(Chart and figure data)
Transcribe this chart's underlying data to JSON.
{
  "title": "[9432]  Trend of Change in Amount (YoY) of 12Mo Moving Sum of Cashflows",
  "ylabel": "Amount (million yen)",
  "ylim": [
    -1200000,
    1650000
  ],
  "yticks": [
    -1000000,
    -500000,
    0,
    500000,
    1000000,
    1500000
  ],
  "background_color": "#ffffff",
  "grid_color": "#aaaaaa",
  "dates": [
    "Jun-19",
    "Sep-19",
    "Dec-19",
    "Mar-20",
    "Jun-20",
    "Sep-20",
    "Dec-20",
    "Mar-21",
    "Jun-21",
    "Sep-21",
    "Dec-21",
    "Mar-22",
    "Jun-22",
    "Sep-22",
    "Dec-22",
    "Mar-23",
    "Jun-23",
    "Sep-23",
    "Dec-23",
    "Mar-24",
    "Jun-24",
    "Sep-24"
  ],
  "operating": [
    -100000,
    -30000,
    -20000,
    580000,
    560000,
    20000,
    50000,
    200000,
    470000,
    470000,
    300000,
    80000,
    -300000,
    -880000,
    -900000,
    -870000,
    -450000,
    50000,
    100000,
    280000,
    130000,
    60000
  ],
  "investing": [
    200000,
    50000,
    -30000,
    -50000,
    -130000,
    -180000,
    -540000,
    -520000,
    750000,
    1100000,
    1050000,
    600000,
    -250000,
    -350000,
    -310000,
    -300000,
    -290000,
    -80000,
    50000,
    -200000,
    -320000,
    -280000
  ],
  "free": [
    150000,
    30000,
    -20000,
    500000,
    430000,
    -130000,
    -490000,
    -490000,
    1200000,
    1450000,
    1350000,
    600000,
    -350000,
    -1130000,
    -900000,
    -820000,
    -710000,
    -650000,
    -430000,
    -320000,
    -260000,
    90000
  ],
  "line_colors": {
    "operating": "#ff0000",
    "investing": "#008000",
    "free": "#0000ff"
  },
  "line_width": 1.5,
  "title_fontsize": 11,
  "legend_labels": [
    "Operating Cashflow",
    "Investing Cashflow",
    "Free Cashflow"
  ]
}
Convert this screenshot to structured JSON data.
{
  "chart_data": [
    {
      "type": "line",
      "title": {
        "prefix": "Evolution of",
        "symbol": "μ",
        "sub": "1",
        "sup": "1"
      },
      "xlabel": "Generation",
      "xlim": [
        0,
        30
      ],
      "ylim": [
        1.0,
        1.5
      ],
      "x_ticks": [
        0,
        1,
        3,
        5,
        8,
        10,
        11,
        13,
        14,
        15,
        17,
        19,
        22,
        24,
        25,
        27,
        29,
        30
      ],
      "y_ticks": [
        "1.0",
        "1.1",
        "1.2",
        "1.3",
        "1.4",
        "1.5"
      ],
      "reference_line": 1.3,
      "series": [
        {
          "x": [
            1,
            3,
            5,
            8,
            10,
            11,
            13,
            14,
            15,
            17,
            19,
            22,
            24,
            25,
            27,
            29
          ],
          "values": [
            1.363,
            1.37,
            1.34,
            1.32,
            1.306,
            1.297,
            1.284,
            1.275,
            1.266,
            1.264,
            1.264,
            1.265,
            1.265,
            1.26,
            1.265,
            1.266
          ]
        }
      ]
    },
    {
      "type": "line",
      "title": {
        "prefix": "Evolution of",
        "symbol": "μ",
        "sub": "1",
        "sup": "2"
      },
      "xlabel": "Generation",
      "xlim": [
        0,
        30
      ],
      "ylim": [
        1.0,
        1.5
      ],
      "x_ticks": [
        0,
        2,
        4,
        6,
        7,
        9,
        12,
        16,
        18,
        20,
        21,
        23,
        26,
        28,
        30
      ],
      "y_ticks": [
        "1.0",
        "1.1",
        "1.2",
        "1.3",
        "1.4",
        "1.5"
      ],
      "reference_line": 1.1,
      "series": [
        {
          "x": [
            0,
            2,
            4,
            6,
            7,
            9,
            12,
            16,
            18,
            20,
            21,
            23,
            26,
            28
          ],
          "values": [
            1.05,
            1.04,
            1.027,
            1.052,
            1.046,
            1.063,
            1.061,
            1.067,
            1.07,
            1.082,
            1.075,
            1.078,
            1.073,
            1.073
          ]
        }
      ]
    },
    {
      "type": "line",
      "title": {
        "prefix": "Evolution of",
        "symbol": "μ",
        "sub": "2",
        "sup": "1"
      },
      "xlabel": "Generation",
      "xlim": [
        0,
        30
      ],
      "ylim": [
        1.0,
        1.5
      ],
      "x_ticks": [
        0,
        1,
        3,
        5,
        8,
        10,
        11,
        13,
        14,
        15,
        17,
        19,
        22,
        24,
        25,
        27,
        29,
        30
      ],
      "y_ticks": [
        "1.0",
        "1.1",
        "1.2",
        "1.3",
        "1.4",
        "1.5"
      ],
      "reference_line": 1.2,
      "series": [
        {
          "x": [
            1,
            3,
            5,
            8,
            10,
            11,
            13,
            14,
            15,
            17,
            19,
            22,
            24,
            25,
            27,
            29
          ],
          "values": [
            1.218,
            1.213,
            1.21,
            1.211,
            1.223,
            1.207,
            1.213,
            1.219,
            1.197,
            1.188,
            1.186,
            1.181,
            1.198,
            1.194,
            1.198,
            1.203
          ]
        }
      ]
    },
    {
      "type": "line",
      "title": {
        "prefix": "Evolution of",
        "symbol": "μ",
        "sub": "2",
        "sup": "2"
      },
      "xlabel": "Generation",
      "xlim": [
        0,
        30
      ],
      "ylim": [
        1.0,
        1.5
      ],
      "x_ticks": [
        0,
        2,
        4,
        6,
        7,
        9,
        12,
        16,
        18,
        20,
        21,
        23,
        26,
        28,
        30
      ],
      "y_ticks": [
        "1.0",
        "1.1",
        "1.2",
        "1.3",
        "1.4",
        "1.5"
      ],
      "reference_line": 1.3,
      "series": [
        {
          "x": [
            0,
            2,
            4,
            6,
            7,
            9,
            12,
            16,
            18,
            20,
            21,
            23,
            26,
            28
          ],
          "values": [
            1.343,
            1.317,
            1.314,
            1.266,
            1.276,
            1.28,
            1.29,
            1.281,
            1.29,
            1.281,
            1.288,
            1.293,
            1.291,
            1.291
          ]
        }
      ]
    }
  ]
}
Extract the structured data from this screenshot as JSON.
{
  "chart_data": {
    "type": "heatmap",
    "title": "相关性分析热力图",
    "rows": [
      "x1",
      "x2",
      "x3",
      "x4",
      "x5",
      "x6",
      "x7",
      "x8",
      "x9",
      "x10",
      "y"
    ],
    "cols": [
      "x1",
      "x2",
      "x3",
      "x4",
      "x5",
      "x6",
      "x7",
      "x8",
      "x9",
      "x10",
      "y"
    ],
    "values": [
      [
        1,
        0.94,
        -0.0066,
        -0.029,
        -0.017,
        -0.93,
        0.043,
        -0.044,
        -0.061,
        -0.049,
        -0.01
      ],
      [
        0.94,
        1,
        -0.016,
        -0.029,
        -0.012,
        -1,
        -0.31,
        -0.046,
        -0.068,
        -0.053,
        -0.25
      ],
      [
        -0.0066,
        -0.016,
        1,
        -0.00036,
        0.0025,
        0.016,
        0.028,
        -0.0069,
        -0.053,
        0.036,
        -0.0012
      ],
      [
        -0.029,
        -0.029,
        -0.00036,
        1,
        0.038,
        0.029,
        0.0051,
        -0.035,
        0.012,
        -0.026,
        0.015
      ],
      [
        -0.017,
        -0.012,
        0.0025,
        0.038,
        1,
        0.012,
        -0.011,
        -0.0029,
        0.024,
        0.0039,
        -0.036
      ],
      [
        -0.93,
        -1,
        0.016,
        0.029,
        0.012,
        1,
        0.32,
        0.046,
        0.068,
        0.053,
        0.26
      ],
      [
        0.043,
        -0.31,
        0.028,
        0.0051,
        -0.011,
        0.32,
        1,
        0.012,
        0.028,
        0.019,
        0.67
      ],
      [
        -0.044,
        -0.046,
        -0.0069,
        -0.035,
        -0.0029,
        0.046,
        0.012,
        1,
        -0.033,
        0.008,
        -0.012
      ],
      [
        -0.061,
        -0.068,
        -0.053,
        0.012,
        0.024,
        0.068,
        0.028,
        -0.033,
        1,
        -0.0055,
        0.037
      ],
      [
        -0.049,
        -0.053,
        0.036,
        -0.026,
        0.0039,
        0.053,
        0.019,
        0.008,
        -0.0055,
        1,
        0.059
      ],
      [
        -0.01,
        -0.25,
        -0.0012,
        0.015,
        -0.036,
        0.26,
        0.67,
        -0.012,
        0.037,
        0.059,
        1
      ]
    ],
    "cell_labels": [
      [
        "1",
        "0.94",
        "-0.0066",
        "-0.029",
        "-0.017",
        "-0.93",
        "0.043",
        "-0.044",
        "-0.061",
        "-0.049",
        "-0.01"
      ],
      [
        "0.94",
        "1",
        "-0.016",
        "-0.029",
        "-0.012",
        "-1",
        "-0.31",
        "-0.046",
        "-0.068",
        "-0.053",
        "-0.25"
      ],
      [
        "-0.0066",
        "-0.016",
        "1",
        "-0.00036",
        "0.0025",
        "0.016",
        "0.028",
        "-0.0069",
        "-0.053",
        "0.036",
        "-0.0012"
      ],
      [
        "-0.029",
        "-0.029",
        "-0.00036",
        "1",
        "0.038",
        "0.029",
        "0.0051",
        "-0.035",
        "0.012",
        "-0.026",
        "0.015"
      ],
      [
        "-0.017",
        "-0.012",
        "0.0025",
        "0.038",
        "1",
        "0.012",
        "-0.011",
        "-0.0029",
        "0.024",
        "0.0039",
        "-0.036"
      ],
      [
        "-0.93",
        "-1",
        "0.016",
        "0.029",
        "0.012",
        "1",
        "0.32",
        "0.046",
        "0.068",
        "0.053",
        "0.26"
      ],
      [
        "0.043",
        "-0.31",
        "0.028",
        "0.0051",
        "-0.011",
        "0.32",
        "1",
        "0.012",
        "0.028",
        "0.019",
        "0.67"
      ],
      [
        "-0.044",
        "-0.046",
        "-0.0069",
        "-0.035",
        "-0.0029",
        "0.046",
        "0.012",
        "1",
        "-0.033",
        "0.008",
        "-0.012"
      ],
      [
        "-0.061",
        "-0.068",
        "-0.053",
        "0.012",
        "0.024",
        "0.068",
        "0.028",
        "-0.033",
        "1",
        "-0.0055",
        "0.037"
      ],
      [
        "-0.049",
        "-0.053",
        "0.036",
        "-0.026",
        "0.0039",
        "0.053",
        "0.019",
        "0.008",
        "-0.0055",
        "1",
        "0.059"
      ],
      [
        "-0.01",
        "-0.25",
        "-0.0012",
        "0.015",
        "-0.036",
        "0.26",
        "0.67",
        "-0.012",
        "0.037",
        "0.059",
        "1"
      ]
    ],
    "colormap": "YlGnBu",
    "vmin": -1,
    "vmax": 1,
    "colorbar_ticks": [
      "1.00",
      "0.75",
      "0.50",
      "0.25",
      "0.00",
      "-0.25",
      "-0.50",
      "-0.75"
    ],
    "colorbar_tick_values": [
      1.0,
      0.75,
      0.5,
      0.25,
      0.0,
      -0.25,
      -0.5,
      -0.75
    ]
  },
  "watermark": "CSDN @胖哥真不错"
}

■ **Required task**: Extract each line from the listing that holds the word "screenshot".

■ **Answer in full**:
Convert this screenshot to structured JSON data.
Extract the structured data from this screenshot as JSON.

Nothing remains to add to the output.